PROBLEM >>
Would you return all of this data exactly, leaving nothing out?
+ + + + + + +
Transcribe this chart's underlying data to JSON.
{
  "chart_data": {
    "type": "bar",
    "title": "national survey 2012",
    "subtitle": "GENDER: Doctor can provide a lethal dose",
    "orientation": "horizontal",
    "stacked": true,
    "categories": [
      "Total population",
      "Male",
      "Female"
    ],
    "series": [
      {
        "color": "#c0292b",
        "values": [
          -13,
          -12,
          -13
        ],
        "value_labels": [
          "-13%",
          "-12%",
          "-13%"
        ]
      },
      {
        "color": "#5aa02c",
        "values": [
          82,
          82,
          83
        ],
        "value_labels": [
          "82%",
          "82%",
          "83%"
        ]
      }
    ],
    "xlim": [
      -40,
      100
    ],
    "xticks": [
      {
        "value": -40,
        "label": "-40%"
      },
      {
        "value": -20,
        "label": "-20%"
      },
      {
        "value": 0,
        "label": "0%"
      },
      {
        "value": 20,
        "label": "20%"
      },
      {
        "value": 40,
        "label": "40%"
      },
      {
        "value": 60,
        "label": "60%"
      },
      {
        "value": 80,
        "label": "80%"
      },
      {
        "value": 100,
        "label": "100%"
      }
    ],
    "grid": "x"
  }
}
+ + + + + + +
RESULT BELOW >>
Transcribe this chart's underlying data to JSON.
{
  "chart_data": {
    "type": "bar",
    "title": "national survey 2012",
    "subtitle": "GENDER: Doctor can provide a lethal dose",
    "orientation": "horizontal",
    "stacked": true,
    "categories": [
      "Total population",
      "Male",
      "Female"
    ],
    "series": [
      {
        "color": "#c0292b",
        "values": [
          -13,
          -12,
          -13
        ],
        "value_labels": [
          "-13%",
          "-12%",
          "-13%"
        ]
      },
      {
        "color": "#5aa02c",
        "values": [
          82,
          82,
          83
        ],
        "value_labels": [
          "82%",
          "82%",
          "83%"
        ]
      }
    ],
    "xlim": [
      -40,
      100
    ],
    "xticks": [
      {
        "value": -40,
        "label": "-40%"
      },
      {
        "value": -20,
        "label": "-20%"
      },
      {
        "value": 0,
        "label": "0%"
      },
      {
        "value": 20,
        "label": "20%"
      },
      {
        "value": 40,
        "label": "40%"
      },
      {
        "value": 60,
        "label": "60%"
      },
      {
        "value": 80,
        "label": "80%"
      },
      {
        "value": 100,
        "label": "100%"
      }
    ],
    "grid": "x"
  }
}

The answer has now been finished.